La douleur, la haine, la violence, l'horreur se font "plume" dans un ouvrage ô combien critiqué, redouté ou rejeté : LE JARDIN DES SUPPLICES.
Ode macabre à la torture, l'oeuvre de Mirbeau démarre d'un pas lent mais certain, vers l'ignominie, débutant sous les beaux jours d'un parisien bobo en mal de sa personne. Le récit nous entraine dans un exotisme morbide, suite à l'exil du narrateur. Lors de sa traversée, le jeune européen, naïf, fait la connaissance d'une plantureuse, mystérieuse anglaise. Celle-ci l'emmène de l'autre côté du miroir, en Chine où amour, sensualité et beauté s'enlacent et se muent dans la luxure puis la mort. Le bagne du Jardin des Supplices devient la représentation physique d'un purgatoire terrestre, flambeau d'un art en déroute : LA TORTURE. Ce jardin nourrit de chair et de sang, dévoile sa splendeur malsaine où les résidents - bourreaux et suppliciés à la fois - exposent les visages scandés de folie, les corps martyrisés et déchiquetés par le regard et les coups de ces "bons pensants colonialistes", à la recherche d'une raison de vivre dans la mort. Le lecteur suit, à ses dépends, les longs couloirs imprégnés de rouge, de graisse et de hurlements; images inconcevables, surenchère de violence : l'auteur crache sur le papier, exhorte ses cauchemars frénétiques et nous empoisonne, nous chavire dans un tourbillon de véhémence. Au comble de cette "escalade", nous sommes seuls face à nous-mêmes, civilisation jouissant des maux du monde, âme à la recherche d'une limite, d'un seuil, jamais rassasiée, toujours en perpétuelle demande, tel un jardin d'une splendeur chaleureuse, dérangeante, fruit des années de supplices et de lamentations.
Oeuvre où les mots volent, dansent dans un manège patibulaire, pour devenir divisibles du texte et se retrouver, violemment, rattrapés par Mirbeau. Torpeur de la raison, des sens, du désir, de la cruauté, Le Jardin des supplices est le reflet amère et réaliste d'une humanité se complaisant dans l'abomination pour mieux aimer, vivre et partager. Une lecture difficile, complexe et foncièrement pessimiste !!!
***
Série d'exercices:
#1 Indiquez si chacune des affirmations suivantes concorde avec le texte sur Le Jardin des supplices, en répondant par oui ou par non et en citant les mots décisifs du texte. (a) Pendant sa traversée, le narrateur fait la connaissance d'une Anglaise. (b) L'Anglaise conduit le narrateur au Japon. (c) Le texte présente la lecture de l'œuvre comme facile.
#2 Reproduisez fidèlement le passage du texte sur Le Jardin des supplices qui commence par « Oeuvre où les » et se termine par « foncièrement pessimiste !!! ».
Appuyez-vous uniquement sur le texte.

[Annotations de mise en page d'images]
***
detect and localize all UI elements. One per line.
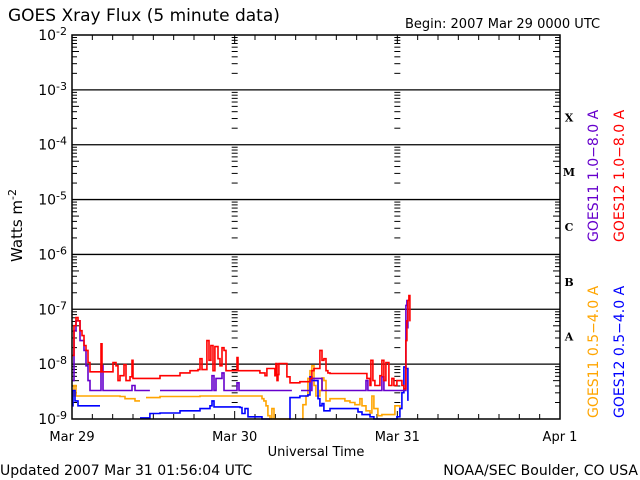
- flare-class-label: B: [564, 276, 573, 289]
- y-tick-label-exponent: -6: [56, 244, 67, 257]
- y-tick-label: 10-3: [38, 80, 67, 99]
- legend-entry: GOES11 1.0−8.0 A: [586, 109, 602, 242]
- y-tick-label-base: 10: [38, 412, 56, 428]
- y-tick-label: 10-4: [38, 135, 67, 154]
- x-axis-label: Universal Time: [268, 445, 365, 460]
- flare-class-label: A: [564, 331, 574, 344]
- y-axis-label-text: Watts m: [8, 200, 26, 262]
- y-tick-label-base: 10: [38, 302, 56, 318]
- y-tick-label-exponent: -7: [56, 299, 67, 312]
- flare-class-label: M: [563, 166, 575, 179]
- y-tick-label-exponent: -5: [56, 190, 67, 203]
- y-tick-label-base: 10: [38, 83, 56, 99]
- y-tick-label: 10-7: [38, 299, 67, 318]
- series-group: [72, 294, 411, 420]
- y-axis-label-sup: -2: [6, 189, 19, 200]
- y-tick-label-exponent: -3: [56, 80, 67, 93]
- flare-class-label: C: [565, 221, 574, 234]
- series-line-goes11-0-5-4-0-a: [72, 365, 401, 420]
- chart-title: GOES Xray Flux (5 minute data): [8, 6, 280, 26]
- legend-entry: GOES12 0.5−4.0 A: [612, 285, 628, 418]
- y-tick-label-base: 10: [38, 357, 56, 373]
- y-tick-label: 10-5: [38, 190, 67, 209]
- updated-timestamp: Updated 2007 Mar 31 01:56:04 UTC: [0, 463, 253, 479]
- series-line-goes12-1-0-8-0-a: [72, 294, 411, 390]
- series-line-goes12-0-5-4-0-a: [72, 366, 409, 420]
- y-tick-label: 10-2: [38, 25, 67, 44]
- y-tick-label: 10-9: [38, 409, 67, 428]
- legend-entry: GOES11 0.5−4.0 A: [586, 285, 602, 418]
- x-tick-label: Mar 30: [212, 430, 257, 445]
- y-tick-label-base: 10: [38, 193, 56, 209]
- y-tick-label-exponent: -8: [56, 354, 67, 367]
- x-tick-label: Mar 29: [49, 430, 94, 445]
- x-tick-label: Mar 31: [375, 430, 420, 445]
- y-tick-labels: 10-210-310-410-510-610-710-810-9: [38, 25, 67, 428]
- x-tick-labels: Mar 29 Mar 30 Mar 31 Apr 1: [49, 430, 577, 445]
- y-tick-label-base: 10: [38, 138, 56, 154]
- y-tick-label-exponent: -4: [56, 135, 67, 148]
- x-tick-label: Apr 1: [543, 430, 578, 445]
- legend: GOES11 0.5−4.0 A GOES12 0.5−4.0 A GOES11 1…: [586, 109, 628, 418]
- begin-label: Begin: 2007 Mar 29 0000 UTC: [405, 17, 600, 32]
- y-tick-label-base: 10: [38, 28, 56, 44]
- y-tick-label-exponent: -2: [56, 25, 67, 38]
- y-tick-label: 10-6: [38, 244, 67, 263]
- legend-entry: GOES12 1.0−8.0 A: [612, 109, 628, 242]
- credit-label: NOAA/SEC Boulder, CO USA: [443, 463, 638, 479]
- flare-class-labels: X M C B A: [563, 111, 575, 343]
- y-tick-label-base: 10: [38, 247, 56, 263]
- grid-lines: [72, 89, 560, 365]
- plot-frame: [71, 34, 561, 420]
- y-axis-label: Watts m-2: [6, 189, 26, 262]
- y-tick-label: 10-8: [38, 354, 67, 373]
- flare-class-label: X: [565, 111, 574, 124]
- y-tick-label-exponent: -9: [56, 409, 67, 422]
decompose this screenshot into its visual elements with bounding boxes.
***
Corrigés complets:
#1
(a) Oui : « Lors de sa traversée, le jeune européen, naïf, fait la connaissance d'une plantureuse, mystérieuse anglaise. »
(b) Non : « Celle-ci l'emmène de l'autre côté du miroir, en Chine »
(c) Non : « Une lecture difficile, complexe et foncièrement pessimiste »

#2
Oeuvre où les mots volent, dansent dans un manège patibulaire, pour devenir divisibles du texte et se retrouver, violemment, rattrapés par Mirbeau. Torpeur de la raison, des sens, du désir, de la cruauté, Le Jardin des supplices est le reflet amère et réaliste d'une humanité se complaisant dans l'abomination pour mieux aimer, vivre et partager. Une lecture difficile, complexe et foncièrement pessimiste !!!